- [THE EXERCISE] Scan the records for the word "aanmelden". Copy each line that includes it.

[Some records]
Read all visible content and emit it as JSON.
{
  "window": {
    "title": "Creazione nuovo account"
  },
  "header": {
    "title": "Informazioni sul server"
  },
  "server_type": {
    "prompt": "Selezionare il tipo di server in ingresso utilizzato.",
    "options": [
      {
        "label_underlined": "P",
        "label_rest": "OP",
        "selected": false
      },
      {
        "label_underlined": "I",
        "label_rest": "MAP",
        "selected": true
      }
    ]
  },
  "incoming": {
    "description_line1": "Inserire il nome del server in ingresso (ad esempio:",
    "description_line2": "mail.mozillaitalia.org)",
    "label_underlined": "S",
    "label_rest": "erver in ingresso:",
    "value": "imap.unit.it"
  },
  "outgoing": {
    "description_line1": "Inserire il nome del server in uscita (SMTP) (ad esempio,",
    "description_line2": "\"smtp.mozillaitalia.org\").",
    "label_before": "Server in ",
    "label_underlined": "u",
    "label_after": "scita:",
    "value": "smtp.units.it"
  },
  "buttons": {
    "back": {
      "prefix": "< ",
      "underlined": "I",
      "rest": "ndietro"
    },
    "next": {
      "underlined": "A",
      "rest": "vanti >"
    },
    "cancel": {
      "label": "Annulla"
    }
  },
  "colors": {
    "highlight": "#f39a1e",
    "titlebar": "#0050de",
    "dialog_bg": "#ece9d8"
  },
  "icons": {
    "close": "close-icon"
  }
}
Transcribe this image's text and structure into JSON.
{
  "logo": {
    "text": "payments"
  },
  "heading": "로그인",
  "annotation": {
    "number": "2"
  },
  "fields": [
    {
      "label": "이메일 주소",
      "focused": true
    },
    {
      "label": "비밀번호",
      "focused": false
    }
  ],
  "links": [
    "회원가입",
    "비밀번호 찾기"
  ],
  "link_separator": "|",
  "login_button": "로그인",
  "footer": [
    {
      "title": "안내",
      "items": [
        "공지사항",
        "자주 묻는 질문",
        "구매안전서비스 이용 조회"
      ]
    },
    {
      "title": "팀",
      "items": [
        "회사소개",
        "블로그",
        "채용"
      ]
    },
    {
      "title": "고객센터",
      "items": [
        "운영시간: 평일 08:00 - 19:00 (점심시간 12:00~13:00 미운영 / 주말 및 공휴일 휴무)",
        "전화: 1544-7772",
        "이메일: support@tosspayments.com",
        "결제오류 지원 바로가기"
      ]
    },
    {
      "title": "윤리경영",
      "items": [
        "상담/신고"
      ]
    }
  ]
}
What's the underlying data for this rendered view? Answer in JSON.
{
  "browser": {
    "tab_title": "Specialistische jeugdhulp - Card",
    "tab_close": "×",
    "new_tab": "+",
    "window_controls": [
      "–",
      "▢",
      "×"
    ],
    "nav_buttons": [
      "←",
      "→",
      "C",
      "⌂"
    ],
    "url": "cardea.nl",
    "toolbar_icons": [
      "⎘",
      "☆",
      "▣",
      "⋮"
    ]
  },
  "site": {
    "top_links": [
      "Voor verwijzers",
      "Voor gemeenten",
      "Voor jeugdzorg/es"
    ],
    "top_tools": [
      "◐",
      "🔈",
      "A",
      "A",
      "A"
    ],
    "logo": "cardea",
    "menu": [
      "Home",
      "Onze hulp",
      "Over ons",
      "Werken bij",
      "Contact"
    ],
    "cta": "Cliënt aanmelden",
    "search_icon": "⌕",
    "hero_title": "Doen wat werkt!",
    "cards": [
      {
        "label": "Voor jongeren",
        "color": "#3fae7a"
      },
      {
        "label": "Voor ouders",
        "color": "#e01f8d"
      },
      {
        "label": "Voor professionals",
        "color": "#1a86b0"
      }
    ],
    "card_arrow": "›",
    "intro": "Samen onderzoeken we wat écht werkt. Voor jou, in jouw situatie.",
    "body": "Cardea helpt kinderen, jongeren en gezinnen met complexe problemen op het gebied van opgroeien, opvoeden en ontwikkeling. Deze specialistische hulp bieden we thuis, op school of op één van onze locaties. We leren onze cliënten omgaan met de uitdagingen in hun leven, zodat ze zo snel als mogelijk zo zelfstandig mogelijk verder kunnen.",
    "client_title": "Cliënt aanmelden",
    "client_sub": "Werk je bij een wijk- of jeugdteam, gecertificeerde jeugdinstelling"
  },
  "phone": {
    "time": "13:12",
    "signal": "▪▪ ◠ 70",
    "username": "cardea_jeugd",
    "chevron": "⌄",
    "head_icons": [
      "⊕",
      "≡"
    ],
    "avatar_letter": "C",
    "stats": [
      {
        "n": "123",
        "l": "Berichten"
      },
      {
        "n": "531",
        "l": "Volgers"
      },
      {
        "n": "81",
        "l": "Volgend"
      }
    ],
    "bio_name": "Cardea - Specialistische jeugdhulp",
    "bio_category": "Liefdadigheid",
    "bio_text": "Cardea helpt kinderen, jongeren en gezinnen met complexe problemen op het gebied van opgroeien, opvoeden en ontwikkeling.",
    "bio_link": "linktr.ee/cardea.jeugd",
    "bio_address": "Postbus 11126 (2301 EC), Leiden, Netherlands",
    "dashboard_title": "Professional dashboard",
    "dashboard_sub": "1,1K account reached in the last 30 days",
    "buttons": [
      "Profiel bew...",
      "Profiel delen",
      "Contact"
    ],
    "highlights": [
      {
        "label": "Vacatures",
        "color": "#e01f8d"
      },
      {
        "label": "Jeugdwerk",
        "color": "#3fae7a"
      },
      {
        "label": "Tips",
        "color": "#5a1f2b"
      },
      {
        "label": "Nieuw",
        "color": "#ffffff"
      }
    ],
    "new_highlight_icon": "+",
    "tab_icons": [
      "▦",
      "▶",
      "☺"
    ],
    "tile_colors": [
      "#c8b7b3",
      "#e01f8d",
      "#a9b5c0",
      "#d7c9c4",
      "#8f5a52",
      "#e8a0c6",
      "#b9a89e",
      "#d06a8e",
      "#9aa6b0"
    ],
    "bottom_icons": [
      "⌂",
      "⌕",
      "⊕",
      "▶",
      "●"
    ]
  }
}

- [CORRECT RESULT]
    "cta": "Cliënt aanmelden",
    "client_title": "Cliënt aanmelden",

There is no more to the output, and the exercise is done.